__REQUEST__.
Output the entries verbatim, including every line.

Dataset records:

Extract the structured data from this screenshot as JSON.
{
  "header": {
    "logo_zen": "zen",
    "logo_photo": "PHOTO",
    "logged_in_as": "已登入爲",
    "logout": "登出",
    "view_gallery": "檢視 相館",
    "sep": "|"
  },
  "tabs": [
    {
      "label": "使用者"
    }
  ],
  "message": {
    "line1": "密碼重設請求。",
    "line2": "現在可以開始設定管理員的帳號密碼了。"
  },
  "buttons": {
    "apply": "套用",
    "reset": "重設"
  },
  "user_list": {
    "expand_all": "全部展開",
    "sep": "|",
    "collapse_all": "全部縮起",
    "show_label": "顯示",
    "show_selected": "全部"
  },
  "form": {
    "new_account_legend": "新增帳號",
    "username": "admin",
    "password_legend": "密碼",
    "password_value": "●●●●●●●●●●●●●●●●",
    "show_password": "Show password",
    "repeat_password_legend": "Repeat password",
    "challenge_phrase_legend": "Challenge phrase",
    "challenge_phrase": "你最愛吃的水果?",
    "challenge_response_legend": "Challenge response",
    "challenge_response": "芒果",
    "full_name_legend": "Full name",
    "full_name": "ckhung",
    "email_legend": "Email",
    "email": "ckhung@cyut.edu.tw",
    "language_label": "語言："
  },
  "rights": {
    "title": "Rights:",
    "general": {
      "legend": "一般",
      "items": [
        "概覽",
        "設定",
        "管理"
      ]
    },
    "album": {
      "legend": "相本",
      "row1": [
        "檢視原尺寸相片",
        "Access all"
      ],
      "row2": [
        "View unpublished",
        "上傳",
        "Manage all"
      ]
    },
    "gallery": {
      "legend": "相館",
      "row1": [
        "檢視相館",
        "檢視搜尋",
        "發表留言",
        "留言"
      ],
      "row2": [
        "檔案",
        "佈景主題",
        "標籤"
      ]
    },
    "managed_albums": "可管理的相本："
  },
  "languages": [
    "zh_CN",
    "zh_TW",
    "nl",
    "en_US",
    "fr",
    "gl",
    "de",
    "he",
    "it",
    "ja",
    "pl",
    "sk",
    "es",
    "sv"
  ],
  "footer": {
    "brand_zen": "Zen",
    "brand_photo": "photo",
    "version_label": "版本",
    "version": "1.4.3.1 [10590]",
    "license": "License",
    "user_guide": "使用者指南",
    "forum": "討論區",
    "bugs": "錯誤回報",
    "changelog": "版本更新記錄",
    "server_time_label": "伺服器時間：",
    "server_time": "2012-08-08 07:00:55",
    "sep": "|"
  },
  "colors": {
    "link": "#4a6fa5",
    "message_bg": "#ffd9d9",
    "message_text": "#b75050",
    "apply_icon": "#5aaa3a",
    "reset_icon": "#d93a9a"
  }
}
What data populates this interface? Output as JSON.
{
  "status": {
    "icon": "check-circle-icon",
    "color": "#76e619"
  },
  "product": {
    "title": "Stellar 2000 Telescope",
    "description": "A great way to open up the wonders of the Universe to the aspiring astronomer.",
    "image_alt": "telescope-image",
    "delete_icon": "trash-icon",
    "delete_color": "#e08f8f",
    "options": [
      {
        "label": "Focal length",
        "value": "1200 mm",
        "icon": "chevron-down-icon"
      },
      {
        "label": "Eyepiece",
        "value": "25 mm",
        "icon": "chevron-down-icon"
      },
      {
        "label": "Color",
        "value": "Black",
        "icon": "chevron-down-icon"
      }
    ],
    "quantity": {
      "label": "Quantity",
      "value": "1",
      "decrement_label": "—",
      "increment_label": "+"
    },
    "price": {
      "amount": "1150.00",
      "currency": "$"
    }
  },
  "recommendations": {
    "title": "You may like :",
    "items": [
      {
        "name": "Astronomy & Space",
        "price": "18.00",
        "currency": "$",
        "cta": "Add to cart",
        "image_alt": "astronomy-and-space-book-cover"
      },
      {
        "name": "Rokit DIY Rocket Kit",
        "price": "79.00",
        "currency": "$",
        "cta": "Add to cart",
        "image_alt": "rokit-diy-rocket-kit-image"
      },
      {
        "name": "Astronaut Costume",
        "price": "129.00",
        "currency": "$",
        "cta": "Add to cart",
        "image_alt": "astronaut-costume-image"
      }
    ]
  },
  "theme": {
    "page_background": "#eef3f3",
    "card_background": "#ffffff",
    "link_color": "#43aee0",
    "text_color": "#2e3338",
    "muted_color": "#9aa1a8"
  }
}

__ANSWER FOR THE TASK__.
Extract the structured data from this screenshot as JSON.
{
  "header": {
    "logo_zen": "zen",
    "logo_photo": "PHOTO",
    "logged_in_as": "已登入爲",
    "logout": "登出",
    "view_gallery": "檢視 相館",
    "sep": "|"
  },
  "tabs": [
    {
      "label": "使用者"
    }
  ],
  "message": {
    "line1": "密碼重設請求。",
    "line2": "現在可以開始設定管理員的帳號密碼了。"
  },
  "buttons": {
    "apply": "套用",
    "reset": "重設"
  },
  "user_list": {
    "expand_all": "全部展開",
    "sep": "|",
    "collapse_all": "全部縮起",
    "show_label": "顯示",
    "show_selected": "全部"
  },
  "form": {
    "new_account_legend": "新增帳號",
    "username": "admin",
    "password_legend": "密碼",
    "password_value": "●●●●●●●●●●●●●●●●",
    "show_password": "Show password",
    "repeat_password_legend": "Repeat password",
    "challenge_phrase_legend": "Challenge phrase",
    "challenge_phrase": "你最愛吃的水果?",
    "challenge_response_legend": "Challenge response",
    "challenge_response": "芒果",
    "full_name_legend": "Full name",
    "full_name": "ckhung",
    "email_legend": "Email",
    "email": "ckhung@cyut.edu.tw",
    "language_label": "語言："
  },
  "rights": {
    "title": "Rights:",
    "general": {
      "legend": "一般",
      "items": [
        "概覽",
        "設定",
        "管理"
      ]
    },
    "album": {
      "legend": "相本",
      "row1": [
        "檢視原尺寸相片",
        "Access all"
      ],
      "row2": [
        "View unpublished",
        "上傳",
        "Manage all"
      ]
    },
    "gallery": {
      "legend": "相館",
      "row1": [
        "檢視相館",
        "檢視搜尋",
        "發表留言",
        "留言"
      ],
      "row2": [
        "檔案",
        "佈景主題",
        "標籤"
      ]
    },
    "managed_albums": "可管理的相本："
  },
  "languages": [
    "zh_CN",
    "zh_TW",
    "nl",
    "en_US",
    "fr",
    "gl",
    "de",
    "he",
    "it",
    "ja",
    "pl",
    "sk",
    "es",
    "sv"
  ],
  "footer": {
    "brand_zen": "Zen",
    "brand_photo": "photo",
    "version_label": "版本",
    "version": "1.4.3.1 [10590]",
    "license": "License",
    "user_guide": "使用者指南",
    "forum": "討論區",
    "bugs": "錯誤回報",
    "changelog": "版本更新記錄",
    "server_time_label": "伺服器時間：",
    "server_time": "2012-08-08 07:00:55",
    "sep": "|"
  },
  "colors": {
    "link": "#4a6fa5",
    "message_bg": "#ffd9d9",
    "message_text": "#b75050",
    "apply_icon": "#5aaa3a",
    "reset_icon": "#d93a9a"
  }
}
What data populates this interface? Output as JSON.
{
  "status": {
    "icon": "check-circle-icon",
    "color": "#76e619"
  },
  "product": {
    "title": "Stellar 2000 Telescope",
    "description": "A great way to open up the wonders of the Universe to the aspiring astronomer.",
    "image_alt": "telescope-image",
    "delete_icon": "trash-icon",
    "delete_color": "#e08f8f",
    "options": [
      {
        "label": "Focal length",
        "value": "1200 mm",
        "icon": "chevron-down-icon"
      },
      {
        "label": "Eyepiece",
        "value": "25 mm",
        "icon": "chevron-down-icon"
      },
      {
        "label": "Color",
        "value": "Black",
        "icon": "chevron-down-icon"
      }
    ],
    "quantity": {
      "label": "Quantity",
      "value": "1",
      "decrement_label": "—",
      "increment_label": "+"
    },
    "price": {
      "amount": "1150.00",
      "currency": "$"
    }
  },
  "recommendations": {
    "title": "You may like :",
    "items": [
      {
        "name": "Astronomy & Space",
        "price": "18.00",
        "currency": "$",
        "cta": "Add to cart",
        "image_alt": "astronomy-and-space-book-cover"
      },
      {
        "name": "Rokit DIY Rocket Kit",
        "price": "79.00",
        "currency": "$",
        "cta": "Add to cart",
        "image_alt": "rokit-diy-rocket-kit-image"
      },
      {
        "name": "Astronaut Costume",
        "price": "129.00",
        "currency": "$",
        "cta": "Add to cart",
        "image_alt": "astronaut-costume-image"
      }
    ]
  },
  "theme": {
    "page_background": "#eef3f3",
    "card_background": "#ffffff",
    "link_color": "#43aee0",
    "text_color": "#2e3338",
    "muted_color": "#9aa1a8"
  }
}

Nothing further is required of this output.